* BEGIN *

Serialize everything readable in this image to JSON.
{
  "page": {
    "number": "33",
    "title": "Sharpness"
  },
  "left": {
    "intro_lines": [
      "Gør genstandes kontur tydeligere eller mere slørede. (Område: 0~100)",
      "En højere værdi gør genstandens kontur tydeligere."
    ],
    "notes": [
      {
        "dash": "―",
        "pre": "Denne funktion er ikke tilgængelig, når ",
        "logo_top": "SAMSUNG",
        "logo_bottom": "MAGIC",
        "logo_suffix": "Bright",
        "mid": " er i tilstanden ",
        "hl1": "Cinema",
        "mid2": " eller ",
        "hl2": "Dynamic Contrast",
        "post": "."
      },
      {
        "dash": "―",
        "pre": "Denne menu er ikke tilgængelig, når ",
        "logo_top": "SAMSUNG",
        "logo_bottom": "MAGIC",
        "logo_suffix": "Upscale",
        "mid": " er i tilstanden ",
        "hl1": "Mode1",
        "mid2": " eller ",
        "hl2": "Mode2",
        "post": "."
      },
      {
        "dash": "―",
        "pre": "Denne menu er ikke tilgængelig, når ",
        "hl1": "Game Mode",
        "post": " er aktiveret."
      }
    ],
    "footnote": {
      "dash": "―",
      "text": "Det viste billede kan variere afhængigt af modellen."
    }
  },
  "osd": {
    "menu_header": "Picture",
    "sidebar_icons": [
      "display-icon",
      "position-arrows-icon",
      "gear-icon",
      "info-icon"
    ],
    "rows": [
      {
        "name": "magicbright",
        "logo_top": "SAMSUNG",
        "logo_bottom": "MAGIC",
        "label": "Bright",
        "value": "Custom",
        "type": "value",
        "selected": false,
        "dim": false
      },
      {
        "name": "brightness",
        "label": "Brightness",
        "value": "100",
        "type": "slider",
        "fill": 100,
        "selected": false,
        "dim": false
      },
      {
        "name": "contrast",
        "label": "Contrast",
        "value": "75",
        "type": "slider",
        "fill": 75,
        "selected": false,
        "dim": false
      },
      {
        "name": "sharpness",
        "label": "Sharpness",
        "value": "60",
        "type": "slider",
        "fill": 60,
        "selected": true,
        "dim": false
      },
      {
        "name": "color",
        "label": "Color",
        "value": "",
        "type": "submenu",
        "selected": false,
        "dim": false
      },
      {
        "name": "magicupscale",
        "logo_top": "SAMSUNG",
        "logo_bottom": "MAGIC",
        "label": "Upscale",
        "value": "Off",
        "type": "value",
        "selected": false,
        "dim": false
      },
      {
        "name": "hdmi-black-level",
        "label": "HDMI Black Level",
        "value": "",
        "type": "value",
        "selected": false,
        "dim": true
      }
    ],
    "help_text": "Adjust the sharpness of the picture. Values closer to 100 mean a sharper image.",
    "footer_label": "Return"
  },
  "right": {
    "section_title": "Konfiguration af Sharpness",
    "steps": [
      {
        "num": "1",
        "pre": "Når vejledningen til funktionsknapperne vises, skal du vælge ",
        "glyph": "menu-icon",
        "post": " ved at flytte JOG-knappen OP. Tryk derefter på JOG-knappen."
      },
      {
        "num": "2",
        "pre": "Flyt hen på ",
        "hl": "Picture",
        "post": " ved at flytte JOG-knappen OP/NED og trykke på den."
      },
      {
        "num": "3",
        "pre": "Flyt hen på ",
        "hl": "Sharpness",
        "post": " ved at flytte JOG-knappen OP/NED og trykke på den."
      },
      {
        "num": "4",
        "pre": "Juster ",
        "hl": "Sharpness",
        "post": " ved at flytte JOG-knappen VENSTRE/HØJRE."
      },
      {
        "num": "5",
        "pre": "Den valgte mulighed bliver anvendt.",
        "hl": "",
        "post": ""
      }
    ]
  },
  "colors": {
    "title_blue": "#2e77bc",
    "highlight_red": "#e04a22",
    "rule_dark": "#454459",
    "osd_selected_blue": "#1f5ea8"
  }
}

* END *

### Directions for this task
Print the complete listing again, exactly as it stands.

### Output below
Serialize everything readable in this image to JSON.
{
  "page": {
    "number": "33",
    "title": "Sharpness"
  },
  "left": {
    "intro_lines": [
      "Gør genstandes kontur tydeligere eller mere slørede. (Område: 0~100)",
      "En højere værdi gør genstandens kontur tydeligere."
    ],
    "notes": [
      {
        "dash": "―",
        "pre": "Denne funktion er ikke tilgængelig, når ",
        "logo_top": "SAMSUNG",
        "logo_bottom": "MAGIC",
        "logo_suffix": "Bright",
        "mid": " er i tilstanden ",
        "hl1": "Cinema",
        "mid2": " eller ",
        "hl2": "Dynamic Contrast",
        "post": "."
      },
      {
        "dash": "―",
        "pre": "Denne menu er ikke tilgængelig, når ",
        "logo_top": "SAMSUNG",
        "logo_bottom": "MAGIC",
        "logo_suffix": "Upscale",
        "mid": " er i tilstanden ",
        "hl1": "Mode1",
        "mid2": " eller ",
        "hl2": "Mode2",
        "post": "."
      },
      {
        "dash": "―",
        "pre": "Denne menu er ikke tilgængelig, når ",
        "hl1": "Game Mode",
        "post": " er aktiveret."
      }
    ],
    "footnote": {
      "dash": "―",
      "text": "Det viste billede kan variere afhængigt af modellen."
    }
  },
  "osd": {
    "menu_header": "Picture",
    "sidebar_icons": [
      "display-icon",
      "position-arrows-icon",
      "gear-icon",
      "info-icon"
    ],
    "rows": [
      {
        "name": "magicbright",
        "logo_top": "SAMSUNG",
        "logo_bottom": "MAGIC",
        "label": "Bright",
        "value": "Custom",
        "type": "value",
        "selected": false,
        "dim": false
      },
      {
        "name": "brightness",
        "label": "Brightness",
        "value": "100",
        "type": "slider",
        "fill": 100,
        "selected": false,
        "dim": false
      },
      {
        "name": "contrast",
        "label": "Contrast",
        "value": "75",
        "type": "slider",
        "fill": 75,
        "selected": false,
        "dim": false
      },
      {
        "name": "sharpness",
        "label": "Sharpness",
        "value": "60",
        "type": "slider",
        "fill": 60,
        "selected": true,
        "dim": false
      },
      {
        "name": "color",
        "label": "Color",
        "value": "",
        "type": "submenu",
        "selected": false,
        "dim": false
      },
      {
        "name": "magicupscale",
        "logo_top": "SAMSUNG",
        "logo_bottom": "MAGIC",
        "label": "Upscale",
        "value": "Off",
        "type": "value",
        "selected": false,
        "dim": false
      },
      {
        "name": "hdmi-black-level",
        "label": "HDMI Black Level",
        "value": "",
        "type": "value",
        "selected": false,
        "dim": true
      }
    ],
    "help_text": "Adjust the sharpness of the picture. Values closer to 100 mean a sharper image.",
    "footer_label": "Return"
  },
  "right": {
    "section_title": "Konfiguration af Sharpness",
    "steps": [
      {
        "num": "1",
        "pre": "Når vejledningen til funktionsknapperne vises, skal du vælge ",
        "glyph": "menu-icon",
        "post": " ved at flytte JOG-knappen OP. Tryk derefter på JOG-knappen."
      },
      {
        "num": "2",
        "pre": "Flyt hen på ",
        "hl": "Picture",
        "post": " ved at flytte JOG-knappen OP/NED og trykke på den."
      },
      {
        "num": "3",
        "pre": "Flyt hen på ",
        "hl": "Sharpness",
        "post": " ved at flytte JOG-knappen OP/NED og trykke på den."
      },
      {
        "num": "4",
        "pre": "Juster ",
        "hl": "Sharpness",
        "post": " ved at flytte JOG-knappen VENSTRE/HØJRE."
      },
      {
        "num": "5",
        "pre": "Den valgte mulighed bliver anvendt.",
        "hl": "",
        "post": ""
      }
    ]
  },
  "colors": {
    "title_blue": "#2e77bc",
    "highlight_red": "#e04a22",
    "rule_dark": "#454459",
    "osd_selected_blue": "#1f5ea8"
  }
}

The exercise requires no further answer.